• _REQUIRED WORK_
Copy out the rows word for word, starting at the line that contains "volume-icon[interactable]: 🔊︎ [732,430,738,441]" and stopping after the line that contains "fazla göster [844,550,922,561]".

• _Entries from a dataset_
===============

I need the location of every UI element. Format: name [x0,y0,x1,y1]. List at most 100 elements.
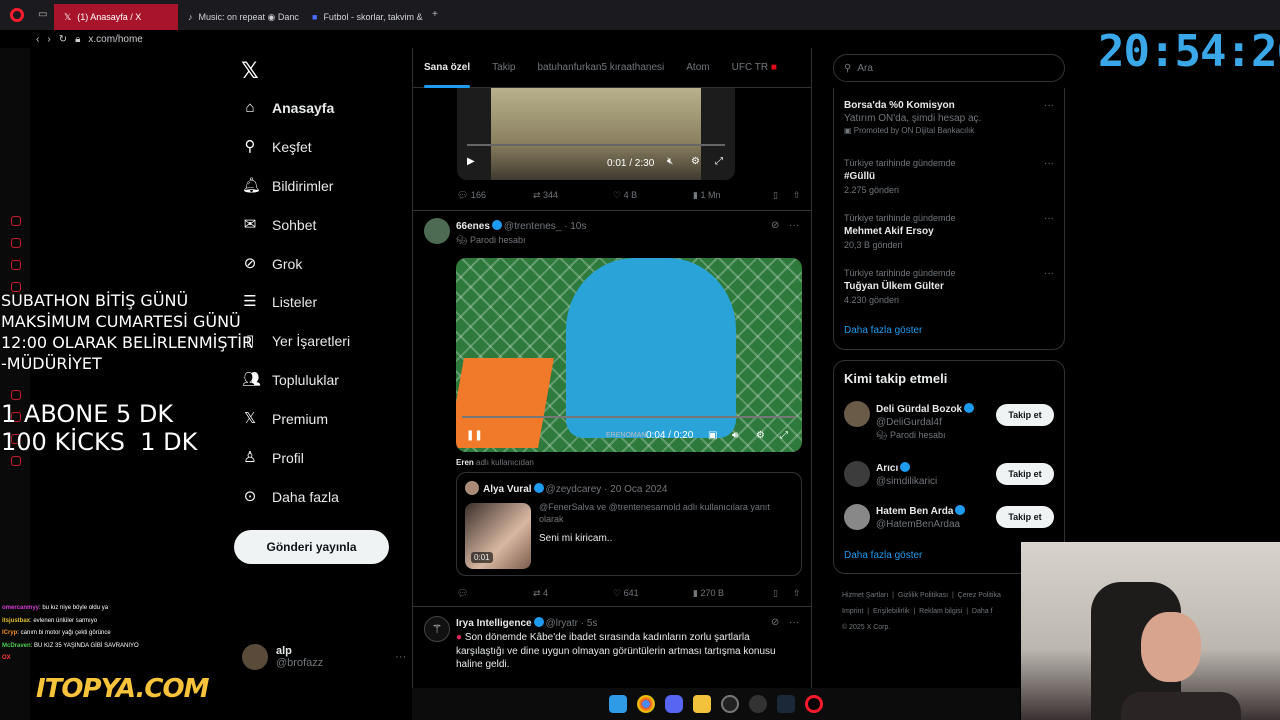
volume-icon[interactable]: 🔊︎ [732,430,738,441]
fullscreen-icon[interactable]: ⤢ [715,156,723,167]
new-tab-icon[interactable]: + [432,10,442,20]
show-more-link[interactable]: Daha fazla göster [844,550,922,561]
trend-item[interactable]: Türkiye tarihinde gündemde Tuğyan Ülkem … [844,268,956,305]
footer-line[interactable]: Hizmet Şartları | Gizlilik Politikası | … [842,588,1001,604]
steam-icon[interactable] [777,695,795,713]
follow-button[interactable]: Takip et [996,506,1054,528]
settings-icon[interactable]: ⚙ [756,430,765,441]
views-button[interactable]: ▮ 1 Mn [693,190,773,201]
follow-suggestion[interactable]: Hatem Ben Arda @HatemBenArdaa [876,505,967,530]
repost-button[interactable]: ⇄ 344 [533,190,613,201]
like-button[interactable]: ♡ 4 B [613,190,693,201]
captions-icon[interactable]: ▣ [708,430,717,441]
promoted-trend[interactable]: Borsa'da %0 Komisyon Yatırım ON'da, şimd… [844,100,981,135]
tab-atom[interactable]: Atom [675,48,720,88]
browser-tab-football[interactable]: ■ Futbol - skorlar, takvim & [302,4,426,30]
windows-start-icon[interactable] [609,695,627,713]
grok-icon[interactable]: ⊘ [771,617,779,628]
folder-icon[interactable] [693,695,711,713]
views-button[interactable]: ▮ 270 B [693,588,773,599]
nav-item-communities[interactable]: 👥︎ Topluluklar [242,372,339,389]
nav-item-more[interactable]: ⊙ Daha fazla [242,489,339,506]
sidebar-app-icon[interactable] [11,390,21,400]
follow-button[interactable]: Takip et [996,463,1054,485]
more-dots-icon[interactable]: ··· [1044,158,1054,169]
nav-item-explore[interactable]: ⚲ Keşfet [242,139,312,156]
tweet-time[interactable]: · 10s [564,221,586,232]
search-input[interactable]: ⚲ Ara [833,54,1065,82]
more-dots-icon[interactable]: ··· [789,220,799,231]
play-icon[interactable]: ▶ [467,156,475,167]
tab-following[interactable]: Takip [481,48,526,88]
avatar[interactable] [844,461,870,487]
grok-icon[interactable]: ⊘ [771,220,779,231]
tab-list[interactable]: batuhanfurkan5 kıraathanesi [527,48,676,88]
sidebar-app-icon[interactable] [11,456,21,466]
account-switcher[interactable]: alp @brofazz ··· [242,644,406,670]
x-logo-icon[interactable]: 𝕏 [241,58,259,84]
tab-for-you[interactable]: Sana özel [413,48,481,88]
sidebar-app-icon[interactable] [11,238,21,248]
tab-ufc[interactable]: UFC TR ■ [721,48,788,88]
share-icon[interactable]: ⇧ [793,588,801,599]
workspaces-icon[interactable]: ▭ [38,10,48,20]
follow-suggestion[interactable]: Arıcı @simdilikarici [876,462,937,487]
video-player[interactable]: ▶ 0:01 / 2:30 🔇︎ ⚙ ⤢ [457,88,735,180]
more-dots-icon[interactable]: ··· [395,651,406,663]
reply-button[interactable]: 💬︎ [457,588,533,599]
opera-logo-icon[interactable] [10,8,24,22]
avatar[interactable] [844,504,870,530]
trend-item[interactable]: Türkiye tarihinde gündemde Mehmet Akif E… [844,213,956,250]
reload-icon[interactable]: ↻ [59,34,67,45]
show-more-link[interactable]: Daha fazla göster [844,325,922,336]
bookmark-icon[interactable]: ▯ [773,588,793,599]
more-dots-icon[interactable]: ··· [1044,213,1054,224]
url-field[interactable]: x.com/home [88,34,142,45]
video-progress[interactable] [462,416,796,418]
settings-icon[interactable]: ⚙ [691,156,700,167]
bookmark-icon[interactable]: ▯ [773,190,793,201]
post-button[interactable]: Gönderi yayınla [234,530,389,564]
avatar[interactable]: ⚚ [424,616,450,642]
more-dots-icon[interactable]: ··· [1044,100,1054,111]
avatar[interactable] [424,218,450,244]
tweet-author[interactable]: Irya Intelligence [456,618,532,629]
nav-item-notifications[interactable]: 🔔︎ Bildirimler [242,178,333,195]
repost-button[interactable]: ⇄ 4 [533,588,613,599]
browser-tab-music[interactable]: ♪ Music: on repeat ◉ Danc [178,4,302,30]
sidebar-app-icon[interactable] [11,260,21,270]
video-progress[interactable] [467,144,725,146]
opera-gx-icon[interactable] [805,695,823,713]
nav-item-home[interactable]: ⌂ Anasayfa [242,100,334,117]
app-icon[interactable] [749,695,767,713]
tweet-handle[interactable]: @trentenes_ [504,221,561,232]
nav-item-messages[interactable]: ✉ Sohbet [242,217,317,234]
forward-icon[interactable]: › [47,34,50,45]
tweet-time[interactable]: · 5s [581,618,598,629]
more-dots-icon[interactable]: ··· [1044,268,1054,279]
footer-line[interactable]: Imprint | Erişilebilirlik | Reklam bilgi… [842,604,1001,620]
sidebar-app-icon[interactable] [11,216,21,226]
fullscreen-icon[interactable]: ⤢ [780,430,788,441]
quoted-tweet[interactable]: Alya Vural @zeydcarey · 20 Oca 2024 0:01 … [456,472,802,576]
quote-thumbnail[interactable]: 0:01 [465,503,531,569]
app-icon[interactable] [721,695,739,713]
nav-item-bookmarks[interactable]: ▯ Yer İşaretleri [242,333,350,350]
like-button[interactable]: ♡ 641 [613,588,693,599]
follow-button[interactable]: Takip et [996,404,1054,426]
video-player[interactable]: ❚❚ ERENOMAN 0:04 / 0:20 ▣ 🔊︎ ⚙ ⤢ [456,258,802,452]
mute-icon[interactable]: 🔇︎ [667,156,673,167]
nav-item-lists[interactable]: ☰ Listeler [242,294,317,311]
follow-suggestion[interactable]: Deli Gürdal Bozok @DeliGurdal4f 🎭︎ Parod… [876,403,976,441]
nav-item-premium[interactable]: 𝕏 Premium [242,411,328,428]
replying-user[interactable]: Eren [456,458,474,467]
chrome-icon[interactable] [637,695,655,713]
nav-item-grok[interactable]: ⊘ Grok [242,256,303,273]
trend-item[interactable]: Türkiye tarihinde gündemde #Güllü 2.275 … [844,158,956,195]
nav-item-profile[interactable]: ♙ Profil [242,450,304,467]
reply-button[interactable]: 💬︎ 166 [457,190,533,201]
avatar[interactable] [844,401,870,427]
browser-tab-x[interactable]: 𝕏 (1) Anasayfa / X [54,4,178,30]
more-dots-icon[interactable]: ··· [789,617,799,628]
tweet-author[interactable]: 66enes [456,221,490,232]
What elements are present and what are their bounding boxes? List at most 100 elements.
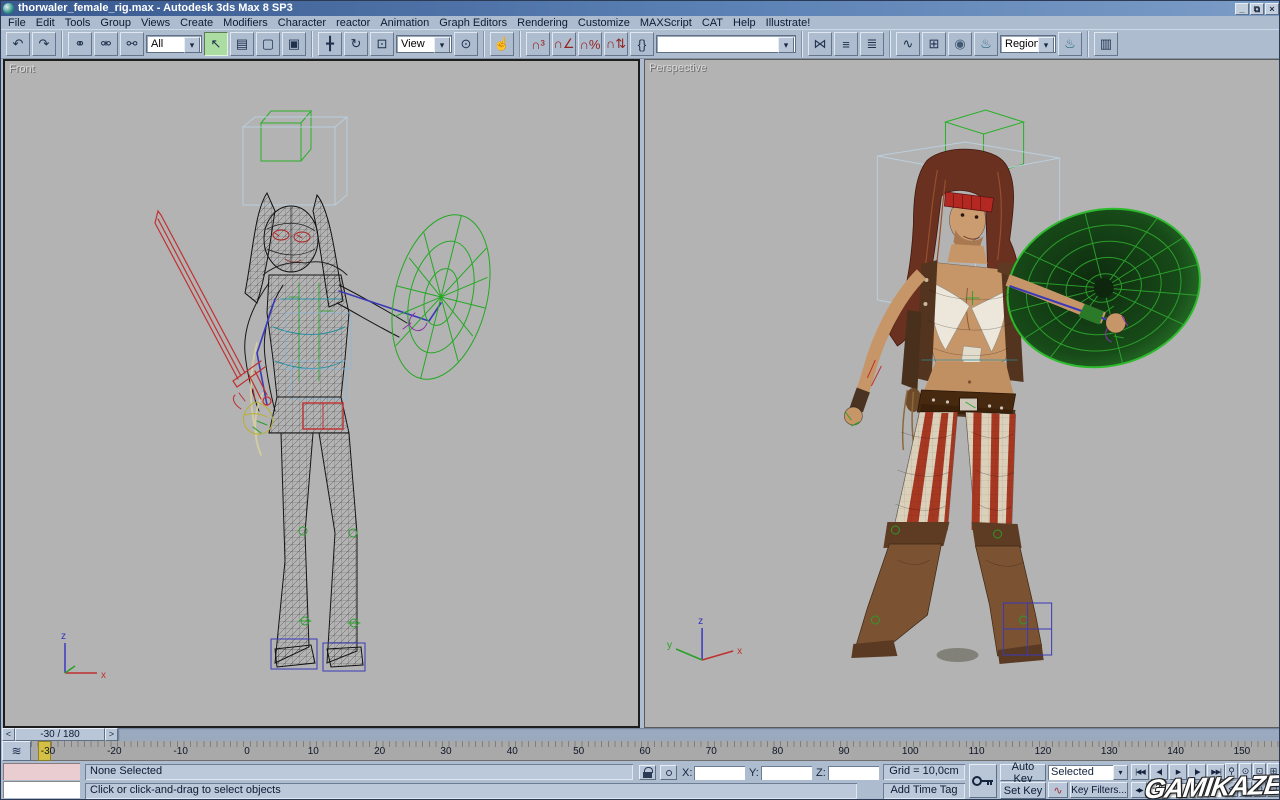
axis-tripod: z x y [667,616,742,661]
x-coordinate-label: X: [682,767,693,779]
percent-snap-icon[interactable]: ∩% [578,32,602,56]
z-coordinate-input[interactable] [828,766,879,780]
auto-key-button[interactable]: Auto Key [1000,761,1046,785]
time-slider-next-key-button[interactable]: > [105,728,118,741]
quick-render-icon[interactable]: ♨ [1058,32,1082,56]
named-selection-sets-dropdown[interactable] [656,35,796,53]
angle-snap-icon[interactable]: ∩∠ [552,32,576,56]
y-coordinate-input[interactable] [761,766,812,780]
trackbar-frame-label: 0 [244,746,250,757]
menu-item[interactable]: Animation [375,17,434,29]
reference-coordinate-system-dropdown[interactable]: View [396,35,452,53]
trackbar-frame-label: 90 [838,746,850,757]
material-editor-icon[interactable]: ◉ [948,32,972,56]
x-coordinate-input[interactable] [694,766,745,780]
viewport-area: Front z x Perspective z x y [1,59,1279,728]
time-slider-prev-key-button[interactable]: < [2,728,15,741]
viewport-perspective-label: Perspective [649,62,707,74]
lock-icon [643,766,653,778]
open-mini-curve-editor-button[interactable]: ≋ [2,741,31,761]
menu-item[interactable]: Group [95,17,136,29]
menu-item[interactable]: Character [273,17,331,29]
rectangular-selection-region-icon[interactable]: ▢ [256,32,280,56]
unlink-selection-icon[interactable]: ⚮ [94,32,118,56]
menu-item[interactable]: Customize [573,17,635,29]
menu-item[interactable]: Views [136,17,175,29]
trackbar-frame-label: -20 [107,746,122,757]
mirror-icon[interactable]: ⋈ [808,32,832,56]
select-and-manipulate-icon[interactable]: ☝ [490,32,514,56]
trackbar-frame-label: 100 [901,746,919,757]
bind-to-space-warp-icon[interactable]: ⚯ [120,32,144,56]
menu-item[interactable]: MAXScript [635,17,697,29]
spinner-snap-icon[interactable]: ∩⇅ [604,32,628,56]
minimize-button[interactable]: _ [1235,2,1249,15]
selection-filter-dropdown[interactable]: All [146,35,202,53]
close-button[interactable]: × [1265,2,1279,15]
render-scene-icon[interactable]: ♨ [974,32,998,56]
set-key-button[interactable]: Set Key [1000,782,1046,799]
select-and-rotate-icon[interactable]: ↻ [344,32,368,56]
track-bar-ruler[interactable]: -30 -20 -10 0 10 20 30 40 50 60 70 80 90 100 110 120 130… [31,741,1279,761]
trackbar-frame-label: 140 [1167,746,1184,757]
default-tangent-button[interactable]: ∿ [1048,782,1068,798]
select-and-move-icon[interactable]: ╋ [318,32,342,56]
set-keys-button[interactable] [969,764,997,798]
menu-item[interactable]: reactor [331,17,375,29]
menu-item[interactable]: Modifiers [218,17,273,29]
time-slider-track[interactable] [118,728,1279,741]
time-slider-handle[interactable]: -30 / 180 [15,728,105,741]
prompt-line: Click or click-and-drag to select object… [85,783,857,799]
restore-button[interactable]: ⧉ [1250,2,1264,15]
window-crossing-selection-icon[interactable]: ▣ [282,32,306,56]
front-wireframe-view: z x [61,109,491,681]
shaded-character [843,109,1201,664]
grid-size-status: Grid = 10,0cm [883,764,965,780]
render-type-dropdown[interactable]: Region [1000,35,1056,53]
maxscript-listener-macro-pane[interactable] [3,763,80,780]
menu-item[interactable]: Help [728,17,761,29]
svg-text:x: x [101,670,106,681]
delete-icon[interactable]: ▥ [1094,32,1118,56]
add-time-tag[interactable]: Add Time Tag [883,783,965,799]
align-icon[interactable]: ≡ [834,32,858,56]
maxscript-listener-pane[interactable] [3,781,80,798]
undo-icon[interactable]: ↶ [6,32,30,56]
layer-manager-icon[interactable]: ≣ [860,32,884,56]
gamikaze-watermark: GAMIKAZE [1142,769,1280,800]
wireframe-character [154,109,491,672]
trackbar-frame-label: 50 [573,746,585,757]
menu-item[interactable]: Edit [31,17,60,29]
keyboard-shortcut-override-icon[interactable]: {} [630,32,654,56]
time-slider: < -30 / 180 > [1,728,1279,741]
menu-item[interactable]: Illustrate! [761,17,816,29]
use-pivot-point-center-icon[interactable]: ⊙ [454,32,478,56]
key-mode-dropdown[interactable]: Selected [1048,765,1128,780]
schematic-view-icon[interactable]: ⊞ [922,32,946,56]
viewport-perspective[interactable]: Perspective z x y [644,59,1279,728]
menu-item[interactable]: CAT [697,17,728,29]
absolute-offset-mode-toggle[interactable] [660,765,677,780]
snap-toggle-icon[interactable]: ∩³ [526,32,550,56]
select-object-icon[interactable]: ↖ [204,32,228,56]
redo-icon[interactable]: ↷ [32,32,56,56]
key-icon [972,776,993,786]
menu-item[interactable]: Create [175,17,218,29]
viewport-front[interactable]: Front z x [3,59,640,728]
trackbar-frame-label: 70 [705,746,717,757]
select-and-link-icon[interactable]: ⚭ [68,32,92,56]
selection-lock-toggle[interactable] [639,765,656,780]
menu-item[interactable]: File [3,17,31,29]
key-filters-button[interactable]: Key Filters... [1070,782,1128,798]
select-by-name-icon[interactable]: ▤ [230,32,254,56]
menu-item[interactable]: Graph Editors [434,17,512,29]
curve-editor-icon[interactable]: ∿ [896,32,920,56]
trackbar-frame-label: 80 [772,746,784,757]
menu-item[interactable]: Rendering [512,17,573,29]
menu-item[interactable]: Tools [60,17,96,29]
toolbar-item [801,31,803,57]
app-icon [3,3,14,14]
toolbar-item [61,31,63,57]
trackbar-frame-label: -10 [173,746,188,757]
select-and-scale-icon[interactable]: ⊡ [370,32,394,56]
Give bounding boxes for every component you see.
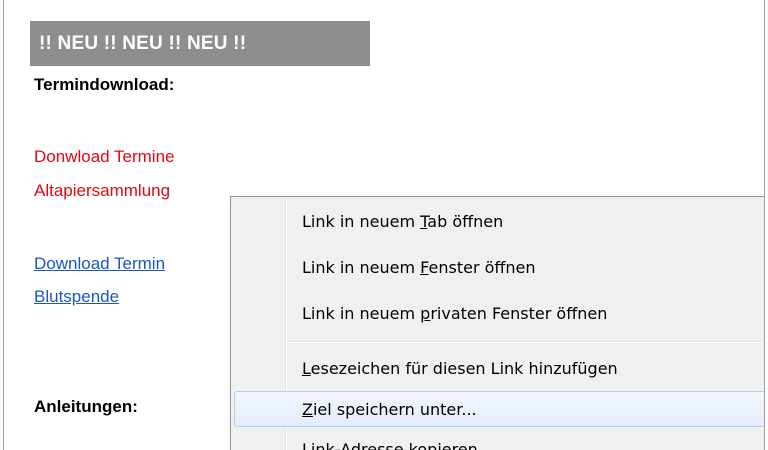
menu-item-save-target-as[interactable]: Ziel speichern unter...: [234, 391, 764, 427]
menu-item-text: ab öffnen: [427, 212, 504, 231]
menu-item-copy-link-address[interactable]: Link-Adresse kopieren: [234, 431, 764, 450]
altpapier-link-line2[interactable]: Altapiersammlung: [34, 181, 170, 201]
menu-item-mnemonic: Z: [302, 400, 313, 419]
menu-item-text: enster öffnen: [428, 258, 536, 277]
blutspende-link-line2[interactable]: Blutspende: [34, 287, 119, 307]
menu-item-bookmark-link[interactable]: Lesezeichen für diesen Link hinzufügen: [234, 350, 764, 386]
blutspende-link-line1[interactable]: Download Termin: [34, 254, 165, 274]
menu-item-text: Link in neuem: [302, 304, 421, 323]
menu-item-text: iel speichern unter...: [312, 400, 477, 419]
menu-item-text: Link in neuem: [302, 258, 421, 277]
menu-item-text: esezeichen für diesen Link hinzufügen: [310, 359, 618, 378]
menu-item-open-in-new-window[interactable]: Link in neuem Fenster öffnen: [234, 249, 764, 285]
menu-item-mnemonic: F: [420, 258, 429, 277]
menu-separator: [290, 341, 763, 343]
menu-item-open-in-new-tab[interactable]: Link in neuem Tab öffnen: [234, 203, 764, 239]
menu-item-text: rivaten Fenster öffnen: [430, 304, 608, 323]
menu-item-mnemonic: L: [302, 359, 311, 378]
anleitungen-heading: Anleitungen:: [34, 397, 138, 416]
menu-item-open-in-private-window[interactable]: Link in neuem privaten Fenster öffnen: [234, 295, 764, 331]
menu-item-text: Link in neuem: [302, 212, 421, 231]
altpapier-link-line1[interactable]: Donwload Termine: [34, 147, 174, 167]
browser-viewport: !! NEU !! NEU !! NEU !! Termindownload: …: [3, 0, 765, 450]
context-menu: Link in neuem Tab öffnen Link in neuem F…: [230, 196, 764, 450]
new-banner: !! NEU !! NEU !! NEU !!: [30, 21, 370, 66]
termindownload-heading: Termindownload:: [34, 75, 175, 94]
menu-item-mnemonic: p: [420, 304, 431, 323]
menu-item-text: Link-Adresse kopieren: [302, 440, 478, 450]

===============

• _ANSWER TO THIS EXERCISE_
volume-icon[interactable]: 🔊︎ [732,430,738,441]
fullscreen-icon[interactable]: ⤢ [715,156,723,167]
new-tab-icon[interactable]: + [432,10,442,20]
show-more-link[interactable]: Daha fazla göster [844,550,922,561]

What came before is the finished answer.